Take the entries below and print all of them exactly, please.

▬▬▬

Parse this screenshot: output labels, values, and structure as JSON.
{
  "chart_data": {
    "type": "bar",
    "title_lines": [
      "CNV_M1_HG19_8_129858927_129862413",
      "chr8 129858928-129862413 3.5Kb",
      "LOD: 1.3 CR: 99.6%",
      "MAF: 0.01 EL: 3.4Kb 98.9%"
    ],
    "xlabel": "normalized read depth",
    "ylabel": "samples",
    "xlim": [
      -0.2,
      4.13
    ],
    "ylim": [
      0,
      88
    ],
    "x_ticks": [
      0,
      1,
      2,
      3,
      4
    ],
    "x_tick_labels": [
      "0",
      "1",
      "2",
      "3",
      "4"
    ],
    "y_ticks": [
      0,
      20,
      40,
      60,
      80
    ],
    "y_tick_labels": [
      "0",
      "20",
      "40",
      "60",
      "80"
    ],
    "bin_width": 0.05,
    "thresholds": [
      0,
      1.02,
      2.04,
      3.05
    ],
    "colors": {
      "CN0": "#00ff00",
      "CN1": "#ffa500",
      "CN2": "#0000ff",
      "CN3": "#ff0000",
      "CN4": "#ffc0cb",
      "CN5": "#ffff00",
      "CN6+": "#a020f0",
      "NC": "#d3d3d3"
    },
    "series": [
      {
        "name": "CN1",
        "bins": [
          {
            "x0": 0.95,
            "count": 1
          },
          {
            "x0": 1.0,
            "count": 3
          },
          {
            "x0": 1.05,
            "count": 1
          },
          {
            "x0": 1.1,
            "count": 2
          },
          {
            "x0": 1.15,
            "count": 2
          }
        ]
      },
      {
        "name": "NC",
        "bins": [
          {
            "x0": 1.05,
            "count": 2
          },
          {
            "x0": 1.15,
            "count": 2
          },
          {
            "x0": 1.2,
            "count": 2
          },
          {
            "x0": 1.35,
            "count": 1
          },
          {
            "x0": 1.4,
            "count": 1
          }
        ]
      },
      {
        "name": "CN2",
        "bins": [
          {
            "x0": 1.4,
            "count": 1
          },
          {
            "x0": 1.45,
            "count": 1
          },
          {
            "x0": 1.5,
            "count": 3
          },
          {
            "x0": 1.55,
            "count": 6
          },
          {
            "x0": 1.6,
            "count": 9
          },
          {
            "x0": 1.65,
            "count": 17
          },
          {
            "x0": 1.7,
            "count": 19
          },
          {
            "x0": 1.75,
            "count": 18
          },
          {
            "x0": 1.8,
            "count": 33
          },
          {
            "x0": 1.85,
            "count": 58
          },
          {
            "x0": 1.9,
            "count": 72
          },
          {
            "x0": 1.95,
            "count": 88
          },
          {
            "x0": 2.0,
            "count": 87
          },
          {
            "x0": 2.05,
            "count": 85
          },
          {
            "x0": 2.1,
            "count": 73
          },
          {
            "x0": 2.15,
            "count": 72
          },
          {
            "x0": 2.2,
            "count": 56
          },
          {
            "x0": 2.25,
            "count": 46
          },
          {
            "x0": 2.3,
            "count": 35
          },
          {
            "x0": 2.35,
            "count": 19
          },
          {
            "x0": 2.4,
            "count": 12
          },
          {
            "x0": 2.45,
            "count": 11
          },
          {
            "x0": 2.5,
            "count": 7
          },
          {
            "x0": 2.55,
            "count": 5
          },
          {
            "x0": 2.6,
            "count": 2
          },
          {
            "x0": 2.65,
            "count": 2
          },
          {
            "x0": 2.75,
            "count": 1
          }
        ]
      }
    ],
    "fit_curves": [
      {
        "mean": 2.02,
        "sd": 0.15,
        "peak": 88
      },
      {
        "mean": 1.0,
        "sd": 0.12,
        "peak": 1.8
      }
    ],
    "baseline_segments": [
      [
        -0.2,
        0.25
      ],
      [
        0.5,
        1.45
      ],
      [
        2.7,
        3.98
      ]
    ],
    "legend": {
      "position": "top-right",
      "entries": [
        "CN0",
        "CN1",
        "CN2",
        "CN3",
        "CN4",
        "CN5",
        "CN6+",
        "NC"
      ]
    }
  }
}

▬▬▬

RESULT OF THE TASK >>
Parse this screenshot: output labels, values, and structure as JSON.
{
  "chart_data": {
    "type": "bar",
    "title_lines": [
      "CNV_M1_HG19_8_129858927_129862413",
      "chr8 129858928-129862413 3.5Kb",
      "LOD: 1.3 CR: 99.6%",
      "MAF: 0.01 EL: 3.4Kb 98.9%"
    ],
    "xlabel": "normalized read depth",
    "ylabel": "samples",
    "xlim": [
      -0.2,
      4.13
    ],
    "ylim": [
      0,
      88
    ],
    "x_ticks": [
      0,
      1,
      2,
      3,
      4
    ],
    "x_tick_labels": [
      "0",
      "1",
      "2",
      "3",
      "4"
    ],
    "y_ticks": [
      0,
      20,
      40,
      60,
      80
    ],
    "y_tick_labels": [
      "0",
      "20",
      "40",
      "60",
      "80"
    ],
    "bin_width": 0.05,
    "thresholds": [
      0,
      1.02,
      2.04,
      3.05
    ],
    "colors": {
      "CN0": "#00ff00",
      "CN1": "#ffa500",
      "CN2": "#0000ff",
      "CN3": "#ff0000",
      "CN4": "#ffc0cb",
      "CN5": "#ffff00",
      "CN6+": "#a020f0",
      "NC": "#d3d3d3"
    },
    "series": [
      {
        "name": "CN1",
        "bins": [
          {
            "x0": 0.95,
            "count": 1
          },
          {
            "x0": 1.0,
            "count": 3
          },
          {
            "x0": 1.05,
            "count": 1
          },
          {
            "x0": 1.1,
            "count": 2
          },
          {
            "x0": 1.15,
            "count": 2
          }
        ]
      },
      {
        "name": "NC",
        "bins": [
          {
            "x0": 1.05,
            "count": 2
          },
          {
            "x0": 1.15,
            "count": 2
          },
          {
            "x0": 1.2,
            "count": 2
          },
          {
            "x0": 1.35,
            "count": 1
          },
          {
            "x0": 1.4,
            "count": 1
          }
        ]
      },
      {
        "name": "CN2",
        "bins": [
          {
            "x0": 1.4,
            "count": 1
          },
          {
            "x0": 1.45,
            "count": 1
          },
          {
            "x0": 1.5,
            "count": 3
          },
          {
            "x0": 1.55,
            "count": 6
          },
          {
            "x0": 1.6,
            "count": 9
          },
          {
            "x0": 1.65,
            "count": 17
          },
          {
            "x0": 1.7,
            "count": 19
          },
          {
            "x0": 1.75,
            "count": 18
          },
          {
            "x0": 1.8,
            "count": 33
          },
          {
            "x0": 1.85,
            "count": 58
          },
          {
            "x0": 1.9,
            "count": 72
          },
          {
            "x0": 1.95,
            "count": 88
          },
          {
            "x0": 2.0,
            "count": 87
          },
          {
            "x0": 2.05,
            "count": 85
          },
          {
            "x0": 2.1,
            "count": 73
          },
          {
            "x0": 2.15,
            "count": 72
          },
          {
            "x0": 2.2,
            "count": 56
          },
          {
            "x0": 2.25,
            "count": 46
          },
          {
            "x0": 2.3,
            "count": 35
          },
          {
            "x0": 2.35,
            "count": 19
          },
          {
            "x0": 2.4,
            "count": 12
          },
          {
            "x0": 2.45,
            "count": 11
          },
          {
            "x0": 2.5,
            "count": 7
          },
          {
            "x0": 2.55,
            "count": 5
          },
          {
            "x0": 2.6,
            "count": 2
          },
          {
            "x0": 2.65,
            "count": 2
          },
          {
            "x0": 2.75,
            "count": 1
          }
        ]
      }
    ],
    "fit_curves": [
      {
        "mean": 2.02,
        "sd": 0.15,
        "peak": 88
      },
      {
        "mean": 1.0,
        "sd": 0.12,
        "peak": 1.8
      }
    ],
    "baseline_segments": [
      [
        -0.2,
        0.25
      ],
      [
        0.5,
        1.45
      ],
      [
        2.7,
        3.98
      ]
    ],
    "legend": {
      "position": "top-right",
      "entries": [
        "CN0",
        "CN1",
        "CN2",
        "CN3",
        "CN4",
        "CN5",
        "CN6+",
        "NC"
      ]
    }
  }
}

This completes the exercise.